Your objective.
From the entries below, gather every line containing the string "color".

Data shown.
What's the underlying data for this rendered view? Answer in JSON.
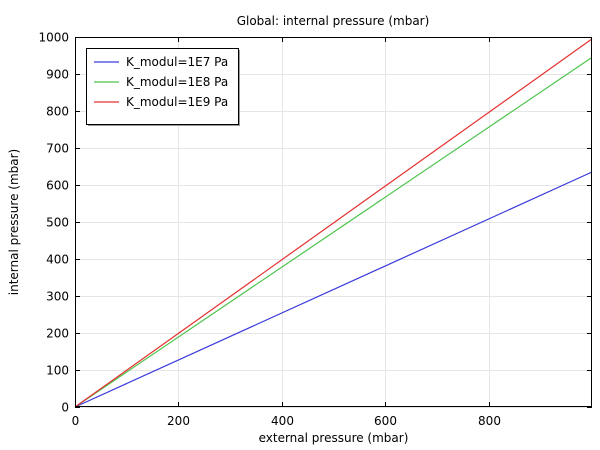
{
  "chart_data": {
    "type": "line",
    "title": "Global: internal pressure (mbar)",
    "xlabel": "external pressure (mbar)",
    "ylabel": "internal pressure (mbar)",
    "xlim": [
      0,
      1000
    ],
    "ylim": [
      0,
      1000
    ],
    "xticks": [
      0,
      200,
      400,
      600,
      800
    ],
    "yticks": [
      0,
      100,
      200,
      300,
      400,
      500,
      600,
      700,
      800,
      900,
      1000
    ],
    "grid": true,
    "legend_position": "top-left",
    "series": [
      {
        "name": "K_modul=1E7 Pa",
        "color": "#3b3bdc",
        "x": [
          0,
          1000
        ],
        "y": [
          0,
          635
        ]
      },
      {
        "name": "K_modul=1E8 Pa",
        "color": "#4cc44c",
        "x": [
          0,
          1000
        ],
        "y": [
          0,
          945
        ]
      },
      {
        "name": "K_modul=1E9 Pa",
        "color": "#e33131",
        "x": [
          0,
          1000
        ],
        "y": [
          0,
          995
        ]
      }
    ]
  }
}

Complete response.
        "color": "#3b3bdc",
        "color": "#4cc44c",
        "color": "#e33131",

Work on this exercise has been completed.